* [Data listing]
___
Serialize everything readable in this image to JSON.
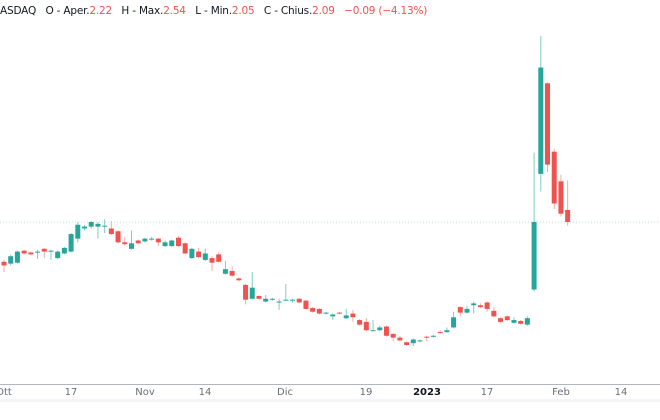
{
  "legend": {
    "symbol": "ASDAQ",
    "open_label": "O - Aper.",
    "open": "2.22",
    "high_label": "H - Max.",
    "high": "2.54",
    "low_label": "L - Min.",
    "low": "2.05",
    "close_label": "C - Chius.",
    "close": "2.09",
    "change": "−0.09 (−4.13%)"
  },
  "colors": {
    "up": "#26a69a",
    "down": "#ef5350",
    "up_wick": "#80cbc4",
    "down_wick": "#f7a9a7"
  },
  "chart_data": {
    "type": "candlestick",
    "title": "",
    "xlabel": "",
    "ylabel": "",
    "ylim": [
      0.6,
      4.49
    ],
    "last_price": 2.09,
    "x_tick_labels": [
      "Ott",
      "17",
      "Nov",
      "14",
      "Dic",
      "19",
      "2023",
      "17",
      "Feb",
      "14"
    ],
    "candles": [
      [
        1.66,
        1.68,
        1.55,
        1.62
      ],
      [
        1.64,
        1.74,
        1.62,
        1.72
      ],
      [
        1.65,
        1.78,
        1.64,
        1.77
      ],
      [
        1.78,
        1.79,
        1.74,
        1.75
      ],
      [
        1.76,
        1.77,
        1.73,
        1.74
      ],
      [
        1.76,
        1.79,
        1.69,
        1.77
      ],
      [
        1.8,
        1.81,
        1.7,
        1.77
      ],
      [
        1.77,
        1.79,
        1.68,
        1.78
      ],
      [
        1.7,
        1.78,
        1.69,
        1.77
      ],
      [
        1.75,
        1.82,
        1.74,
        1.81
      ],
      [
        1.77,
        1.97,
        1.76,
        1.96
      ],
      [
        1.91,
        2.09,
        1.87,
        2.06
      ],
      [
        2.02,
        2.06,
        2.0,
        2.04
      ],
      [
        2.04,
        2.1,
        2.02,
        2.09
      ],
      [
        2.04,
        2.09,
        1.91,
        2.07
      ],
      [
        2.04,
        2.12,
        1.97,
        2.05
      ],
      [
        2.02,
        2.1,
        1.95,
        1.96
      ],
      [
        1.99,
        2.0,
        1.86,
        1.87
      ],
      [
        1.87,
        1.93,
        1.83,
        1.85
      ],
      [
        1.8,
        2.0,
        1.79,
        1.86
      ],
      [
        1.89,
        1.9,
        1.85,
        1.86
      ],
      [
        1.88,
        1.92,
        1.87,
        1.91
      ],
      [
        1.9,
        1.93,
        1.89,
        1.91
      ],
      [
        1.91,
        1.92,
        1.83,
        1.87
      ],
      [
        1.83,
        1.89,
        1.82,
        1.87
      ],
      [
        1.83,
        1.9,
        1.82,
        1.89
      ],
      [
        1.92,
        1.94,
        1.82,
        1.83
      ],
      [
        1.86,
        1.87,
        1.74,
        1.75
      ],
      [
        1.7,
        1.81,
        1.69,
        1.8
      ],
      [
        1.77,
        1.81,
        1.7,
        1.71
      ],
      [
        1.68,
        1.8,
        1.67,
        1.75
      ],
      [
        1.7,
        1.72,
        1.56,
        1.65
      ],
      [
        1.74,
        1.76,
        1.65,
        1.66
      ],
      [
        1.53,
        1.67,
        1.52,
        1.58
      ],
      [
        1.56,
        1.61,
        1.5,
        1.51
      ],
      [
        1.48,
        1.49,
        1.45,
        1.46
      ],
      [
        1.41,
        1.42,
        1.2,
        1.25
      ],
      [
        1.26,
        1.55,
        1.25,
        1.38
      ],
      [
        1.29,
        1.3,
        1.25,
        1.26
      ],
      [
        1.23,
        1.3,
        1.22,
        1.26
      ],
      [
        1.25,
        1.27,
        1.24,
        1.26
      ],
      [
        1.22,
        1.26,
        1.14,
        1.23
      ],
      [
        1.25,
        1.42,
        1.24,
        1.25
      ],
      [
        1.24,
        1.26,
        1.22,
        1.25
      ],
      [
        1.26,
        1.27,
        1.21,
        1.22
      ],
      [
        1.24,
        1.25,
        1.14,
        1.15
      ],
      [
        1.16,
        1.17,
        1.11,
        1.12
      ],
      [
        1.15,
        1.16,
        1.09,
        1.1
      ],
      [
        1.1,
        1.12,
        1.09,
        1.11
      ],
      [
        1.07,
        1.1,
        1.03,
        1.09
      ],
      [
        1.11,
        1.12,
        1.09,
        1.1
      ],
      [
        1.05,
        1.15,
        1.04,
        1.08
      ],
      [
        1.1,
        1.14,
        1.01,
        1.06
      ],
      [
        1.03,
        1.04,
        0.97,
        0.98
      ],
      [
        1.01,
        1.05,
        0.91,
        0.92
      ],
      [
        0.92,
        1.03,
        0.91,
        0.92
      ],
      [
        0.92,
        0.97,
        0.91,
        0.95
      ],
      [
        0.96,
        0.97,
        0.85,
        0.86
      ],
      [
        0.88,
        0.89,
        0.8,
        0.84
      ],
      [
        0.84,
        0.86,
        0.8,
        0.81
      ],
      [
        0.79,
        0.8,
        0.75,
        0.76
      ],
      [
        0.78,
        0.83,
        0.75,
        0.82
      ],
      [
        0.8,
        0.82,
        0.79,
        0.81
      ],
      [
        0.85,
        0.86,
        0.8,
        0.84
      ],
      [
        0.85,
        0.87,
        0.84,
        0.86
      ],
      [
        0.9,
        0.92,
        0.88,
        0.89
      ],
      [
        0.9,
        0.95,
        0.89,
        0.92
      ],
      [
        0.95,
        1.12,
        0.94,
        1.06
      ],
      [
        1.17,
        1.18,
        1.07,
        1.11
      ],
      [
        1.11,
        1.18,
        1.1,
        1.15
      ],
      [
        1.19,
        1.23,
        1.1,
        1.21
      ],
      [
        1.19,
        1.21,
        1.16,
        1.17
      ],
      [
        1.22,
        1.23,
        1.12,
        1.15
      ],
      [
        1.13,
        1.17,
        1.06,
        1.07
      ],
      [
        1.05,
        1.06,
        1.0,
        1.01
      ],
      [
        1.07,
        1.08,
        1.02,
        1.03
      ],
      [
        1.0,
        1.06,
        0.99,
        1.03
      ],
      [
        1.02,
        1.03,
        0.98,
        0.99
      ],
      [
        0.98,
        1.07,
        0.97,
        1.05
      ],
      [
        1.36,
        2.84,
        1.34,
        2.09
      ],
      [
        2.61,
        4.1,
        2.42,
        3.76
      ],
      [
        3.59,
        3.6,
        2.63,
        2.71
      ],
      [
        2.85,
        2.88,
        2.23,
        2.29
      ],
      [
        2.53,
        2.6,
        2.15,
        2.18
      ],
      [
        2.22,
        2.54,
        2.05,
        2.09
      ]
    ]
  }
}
___
* [The request] Quote the listing above in full, except for the pictures.

* [Complete output]
Serialize everything readable in this image to JSON.
{
  "legend": {
    "symbol": "ASDAQ",
    "open_label": "O - Aper.",
    "open": "2.22",
    "high_label": "H - Max.",
    "high": "2.54",
    "low_label": "L - Min.",
    "low": "2.05",
    "close_label": "C - Chius.",
    "close": "2.09",
    "change": "−0.09 (−4.13%)"
  },
  "colors": {
    "up": "#26a69a",
    "down": "#ef5350",
    "up_wick": "#80cbc4",
    "down_wick": "#f7a9a7"
  },
  "chart_data": {
    "type": "candlestick",
    "title": "",
    "xlabel": "",
    "ylabel": "",
    "ylim": [
      0.6,
      4.49
    ],
    "last_price": 2.09,
    "x_tick_labels": [
      "Ott",
      "17",
      "Nov",
      "14",
      "Dic",
      "19",
      "2023",
      "17",
      "Feb",
      "14"
    ],
    "candles": [
      [
        1.66,
        1.68,
        1.55,
        1.62
      ],
      [
        1.64,
        1.74,
        1.62,
        1.72
      ],
      [
        1.65,
        1.78,
        1.64,
        1.77
      ],
      [
        1.78,
        1.79,
        1.74,
        1.75
      ],
      [
        1.76,
        1.77,
        1.73,
        1.74
      ],
      [
        1.76,
        1.79,
        1.69,
        1.77
      ],
      [
        1.8,
        1.81,
        1.7,
        1.77
      ],
      [
        1.77,
        1.79,
        1.68,
        1.78
      ],
      [
        1.7,
        1.78,
        1.69,
        1.77
      ],
      [
        1.75,
        1.82,
        1.74,
        1.81
      ],
      [
        1.77,
        1.97,
        1.76,
        1.96
      ],
      [
        1.91,
        2.09,
        1.87,
        2.06
      ],
      [
        2.02,
        2.06,
        2.0,
        2.04
      ],
      [
        2.04,
        2.1,
        2.02,
        2.09
      ],
      [
        2.04,
        2.09,
        1.91,
        2.07
      ],
      [
        2.04,
        2.12,
        1.97,
        2.05
      ],
      [
        2.02,
        2.1,
        1.95,
        1.96
      ],
      [
        1.99,
        2.0,
        1.86,
        1.87
      ],
      [
        1.87,
        1.93,
        1.83,
        1.85
      ],
      [
        1.8,
        2.0,
        1.79,
        1.86
      ],
      [
        1.89,
        1.9,
        1.85,
        1.86
      ],
      [
        1.88,
        1.92,
        1.87,
        1.91
      ],
      [
        1.9,
        1.93,
        1.89,
        1.91
      ],
      [
        1.91,
        1.92,
        1.83,
        1.87
      ],
      [
        1.83,
        1.89,
        1.82,
        1.87
      ],
      [
        1.83,
        1.9,
        1.82,
        1.89
      ],
      [
        1.92,
        1.94,
        1.82,
        1.83
      ],
      [
        1.86,
        1.87,
        1.74,
        1.75
      ],
      [
        1.7,
        1.81,
        1.69,
        1.8
      ],
      [
        1.77,
        1.81,
        1.7,
        1.71
      ],
      [
        1.68,
        1.8,
        1.67,
        1.75
      ],
      [
        1.7,
        1.72,
        1.56,
        1.65
      ],
      [
        1.74,
        1.76,
        1.65,
        1.66
      ],
      [
        1.53,
        1.67,
        1.52,
        1.58
      ],
      [
        1.56,
        1.61,
        1.5,
        1.51
      ],
      [
        1.48,
        1.49,
        1.45,
        1.46
      ],
      [
        1.41,
        1.42,
        1.2,
        1.25
      ],
      [
        1.26,
        1.55,
        1.25,
        1.38
      ],
      [
        1.29,
        1.3,
        1.25,
        1.26
      ],
      [
        1.23,
        1.3,
        1.22,
        1.26
      ],
      [
        1.25,
        1.27,
        1.24,
        1.26
      ],
      [
        1.22,
        1.26,
        1.14,
        1.23
      ],
      [
        1.25,
        1.42,
        1.24,
        1.25
      ],
      [
        1.24,
        1.26,
        1.22,
        1.25
      ],
      [
        1.26,
        1.27,
        1.21,
        1.22
      ],
      [
        1.24,
        1.25,
        1.14,
        1.15
      ],
      [
        1.16,
        1.17,
        1.11,
        1.12
      ],
      [
        1.15,
        1.16,
        1.09,
        1.1
      ],
      [
        1.1,
        1.12,
        1.09,
        1.11
      ],
      [
        1.07,
        1.1,
        1.03,
        1.09
      ],
      [
        1.11,
        1.12,
        1.09,
        1.1
      ],
      [
        1.05,
        1.15,
        1.04,
        1.08
      ],
      [
        1.1,
        1.14,
        1.01,
        1.06
      ],
      [
        1.03,
        1.04,
        0.97,
        0.98
      ],
      [
        1.01,
        1.05,
        0.91,
        0.92
      ],
      [
        0.92,
        1.03,
        0.91,
        0.92
      ],
      [
        0.92,
        0.97,
        0.91,
        0.95
      ],
      [
        0.96,
        0.97,
        0.85,
        0.86
      ],
      [
        0.88,
        0.89,
        0.8,
        0.84
      ],
      [
        0.84,
        0.86,
        0.8,
        0.81
      ],
      [
        0.79,
        0.8,
        0.75,
        0.76
      ],
      [
        0.78,
        0.83,
        0.75,
        0.82
      ],
      [
        0.8,
        0.82,
        0.79,
        0.81
      ],
      [
        0.85,
        0.86,
        0.8,
        0.84
      ],
      [
        0.85,
        0.87,
        0.84,
        0.86
      ],
      [
        0.9,
        0.92,
        0.88,
        0.89
      ],
      [
        0.9,
        0.95,
        0.89,
        0.92
      ],
      [
        0.95,
        1.12,
        0.94,
        1.06
      ],
      [
        1.17,
        1.18,
        1.07,
        1.11
      ],
      [
        1.11,
        1.18,
        1.1,
        1.15
      ],
      [
        1.19,
        1.23,
        1.1,
        1.21
      ],
      [
        1.19,
        1.21,
        1.16,
        1.17
      ],
      [
        1.22,
        1.23,
        1.12,
        1.15
      ],
      [
        1.13,
        1.17,
        1.06,
        1.07
      ],
      [
        1.05,
        1.06,
        1.0,
        1.01
      ],
      [
        1.07,
        1.08,
        1.02,
        1.03
      ],
      [
        1.0,
        1.06,
        0.99,
        1.03
      ],
      [
        1.02,
        1.03,
        0.98,
        0.99
      ],
      [
        0.98,
        1.07,
        0.97,
        1.05
      ],
      [
        1.36,
        2.84,
        1.34,
        2.09
      ],
      [
        2.61,
        4.1,
        2.42,
        3.76
      ],
      [
        3.59,
        3.6,
        2.63,
        2.71
      ],
      [
        2.85,
        2.88,
        2.23,
        2.29
      ],
      [
        2.53,
        2.6,
        2.15,
        2.18
      ],
      [
        2.22,
        2.54,
        2.05,
        2.09
      ]
    ]
  }
}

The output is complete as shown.